### What you should do
All of the entries need to be written out again, exactly as they are.

### Dataset records
● ● ● ● ●

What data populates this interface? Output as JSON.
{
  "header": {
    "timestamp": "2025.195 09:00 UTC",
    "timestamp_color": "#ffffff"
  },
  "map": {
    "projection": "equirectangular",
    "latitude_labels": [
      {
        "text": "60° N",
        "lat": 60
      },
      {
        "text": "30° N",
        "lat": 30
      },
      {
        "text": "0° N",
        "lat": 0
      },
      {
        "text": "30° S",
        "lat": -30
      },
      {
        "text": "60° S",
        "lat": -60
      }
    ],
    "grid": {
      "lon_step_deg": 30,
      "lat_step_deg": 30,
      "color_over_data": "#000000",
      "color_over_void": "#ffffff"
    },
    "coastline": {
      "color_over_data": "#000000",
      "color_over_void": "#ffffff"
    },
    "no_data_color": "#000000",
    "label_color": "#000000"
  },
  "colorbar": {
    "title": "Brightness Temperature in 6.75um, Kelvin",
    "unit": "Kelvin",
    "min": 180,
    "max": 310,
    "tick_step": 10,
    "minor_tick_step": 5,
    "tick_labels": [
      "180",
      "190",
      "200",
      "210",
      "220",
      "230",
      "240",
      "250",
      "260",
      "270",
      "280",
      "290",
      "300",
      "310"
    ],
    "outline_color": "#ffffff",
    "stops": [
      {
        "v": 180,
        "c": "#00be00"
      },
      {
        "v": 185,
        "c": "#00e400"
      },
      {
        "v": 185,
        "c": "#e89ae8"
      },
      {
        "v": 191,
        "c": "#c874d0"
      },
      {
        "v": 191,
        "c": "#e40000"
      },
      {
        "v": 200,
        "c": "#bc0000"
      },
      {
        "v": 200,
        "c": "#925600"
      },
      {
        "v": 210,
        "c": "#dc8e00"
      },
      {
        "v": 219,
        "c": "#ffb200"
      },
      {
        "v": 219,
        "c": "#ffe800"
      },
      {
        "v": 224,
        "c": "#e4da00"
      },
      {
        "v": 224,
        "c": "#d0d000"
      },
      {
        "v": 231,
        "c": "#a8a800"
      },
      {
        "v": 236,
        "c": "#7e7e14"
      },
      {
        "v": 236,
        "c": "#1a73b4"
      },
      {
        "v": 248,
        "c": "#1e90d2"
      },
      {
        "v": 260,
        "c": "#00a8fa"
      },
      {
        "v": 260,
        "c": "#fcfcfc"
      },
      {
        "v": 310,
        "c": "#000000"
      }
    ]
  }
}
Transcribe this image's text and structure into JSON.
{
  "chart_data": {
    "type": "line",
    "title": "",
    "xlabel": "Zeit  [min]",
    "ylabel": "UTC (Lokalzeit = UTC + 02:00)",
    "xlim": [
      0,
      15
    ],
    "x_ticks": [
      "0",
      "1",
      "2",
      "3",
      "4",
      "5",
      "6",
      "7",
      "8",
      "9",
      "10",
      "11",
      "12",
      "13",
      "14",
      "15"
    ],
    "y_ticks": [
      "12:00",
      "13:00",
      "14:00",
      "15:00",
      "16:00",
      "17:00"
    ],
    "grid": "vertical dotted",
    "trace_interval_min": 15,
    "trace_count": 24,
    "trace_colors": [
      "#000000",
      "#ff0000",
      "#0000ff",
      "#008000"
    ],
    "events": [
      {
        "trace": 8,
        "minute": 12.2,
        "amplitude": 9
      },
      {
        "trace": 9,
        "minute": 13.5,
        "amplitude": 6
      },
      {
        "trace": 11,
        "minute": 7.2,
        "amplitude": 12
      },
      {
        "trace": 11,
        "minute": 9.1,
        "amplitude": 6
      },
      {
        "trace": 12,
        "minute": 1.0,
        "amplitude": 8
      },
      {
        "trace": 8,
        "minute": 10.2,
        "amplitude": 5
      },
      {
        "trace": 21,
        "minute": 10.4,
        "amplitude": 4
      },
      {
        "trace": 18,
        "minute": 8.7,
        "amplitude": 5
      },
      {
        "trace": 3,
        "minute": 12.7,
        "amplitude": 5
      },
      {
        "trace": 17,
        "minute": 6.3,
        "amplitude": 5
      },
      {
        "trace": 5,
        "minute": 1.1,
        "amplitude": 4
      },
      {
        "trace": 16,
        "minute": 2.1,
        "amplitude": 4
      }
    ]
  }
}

● ● ● ● ●

### Answer to the exercise
What data populates this interface? Output as JSON.
{
  "header": {
    "timestamp": "2025.195 09:00 UTC",
    "timestamp_color": "#ffffff"
  },
  "map": {
    "projection": "equirectangular",
    "latitude_labels": [
      {
        "text": "60° N",
        "lat": 60
      },
      {
        "text": "30° N",
        "lat": 30
      },
      {
        "text": "0° N",
        "lat": 0
      },
      {
        "text": "30° S",
        "lat": -30
      },
      {
        "text": "60° S",
        "lat": -60
      }
    ],
    "grid": {
      "lon_step_deg": 30,
      "lat_step_deg": 30,
      "color_over_data": "#000000",
      "color_over_void": "#ffffff"
    },
    "coastline": {
      "color_over_data": "#000000",
      "color_over_void": "#ffffff"
    },
    "no_data_color": "#000000",
    "label_color": "#000000"
  },
  "colorbar": {
    "title": "Brightness Temperature in 6.75um, Kelvin",
    "unit": "Kelvin",
    "min": 180,
    "max": 310,
    "tick_step": 10,
    "minor_tick_step": 5,
    "tick_labels": [
      "180",
      "190",
      "200",
      "210",
      "220",
      "230",
      "240",
      "250",
      "260",
      "270",
      "280",
      "290",
      "300",
      "310"
    ],
    "outline_color": "#ffffff",
    "stops": [
      {
        "v": 180,
        "c": "#00be00"
      },
      {
        "v": 185,
        "c": "#00e400"
      },
      {
        "v": 185,
        "c": "#e89ae8"
      },
      {
        "v": 191,
        "c": "#c874d0"
      },
      {
        "v": 191,
        "c": "#e40000"
      },
      {
        "v": 200,
        "c": "#bc0000"
      },
      {
        "v": 200,
        "c": "#925600"
      },
      {
        "v": 210,
        "c": "#dc8e00"
      },
      {
        "v": 219,
        "c": "#ffb200"
      },
      {
        "v": 219,
        "c": "#ffe800"
      },
      {
        "v": 224,
        "c": "#e4da00"
      },
      {
        "v": 224,
        "c": "#d0d000"
      },
      {
        "v": 231,
        "c": "#a8a800"
      },
      {
        "v": 236,
        "c": "#7e7e14"
      },
      {
        "v": 236,
        "c": "#1a73b4"
      },
      {
        "v": 248,
        "c": "#1e90d2"
      },
      {
        "v": 260,
        "c": "#00a8fa"
      },
      {
        "v": 260,
        "c": "#fcfcfc"
      },
      {
        "v": 310,
        "c": "#000000"
      }
    ]
  }
}
Transcribe this image's text and structure into JSON.
{
  "chart_data": {
    "type": "line",
    "title": "",
    "xlabel": "Zeit  [min]",
    "ylabel": "UTC (Lokalzeit = UTC + 02:00)",
    "xlim": [
      0,
      15
    ],
    "x_ticks": [
      "0",
      "1",
      "2",
      "3",
      "4",
      "5",
      "6",
      "7",
      "8",
      "9",
      "10",
      "11",
      "12",
      "13",
      "14",
      "15"
    ],
    "y_ticks": [
      "12:00",
      "13:00",
      "14:00",
      "15:00",
      "16:00",
      "17:00"
    ],
    "grid": "vertical dotted",
    "trace_interval_min": 15,
    "trace_count": 24,
    "trace_colors": [
      "#000000",
      "#ff0000",
      "#0000ff",
      "#008000"
    ],
    "events": [
      {
        "trace": 8,
        "minute": 12.2,
        "amplitude": 9
      },
      {
        "trace": 9,
        "minute": 13.5,
        "amplitude": 6
      },
      {
        "trace": 11,
        "minute": 7.2,
        "amplitude": 12
      },
      {
        "trace": 11,
        "minute": 9.1,
        "amplitude": 6
      },
      {
        "trace": 12,
        "minute": 1.0,
        "amplitude": 8
      },
      {
        "trace": 8,
        "minute": 10.2,
        "amplitude": 5
      },
      {
        "trace": 21,
        "minute": 10.4,
        "amplitude": 4
      },
      {
        "trace": 18,
        "minute": 8.7,
        "amplitude": 5
      },
      {
        "trace": 3,
        "minute": 12.7,
        "amplitude": 5
      },
      {
        "trace": 17,
        "minute": 6.3,
        "amplitude": 5
      },
      {
        "trace": 5,
        "minute": 1.1,
        "amplitude": 4
      },
      {
        "trace": 16,
        "minute": 2.1,
        "amplitude": 4
      }
    ]
  }
}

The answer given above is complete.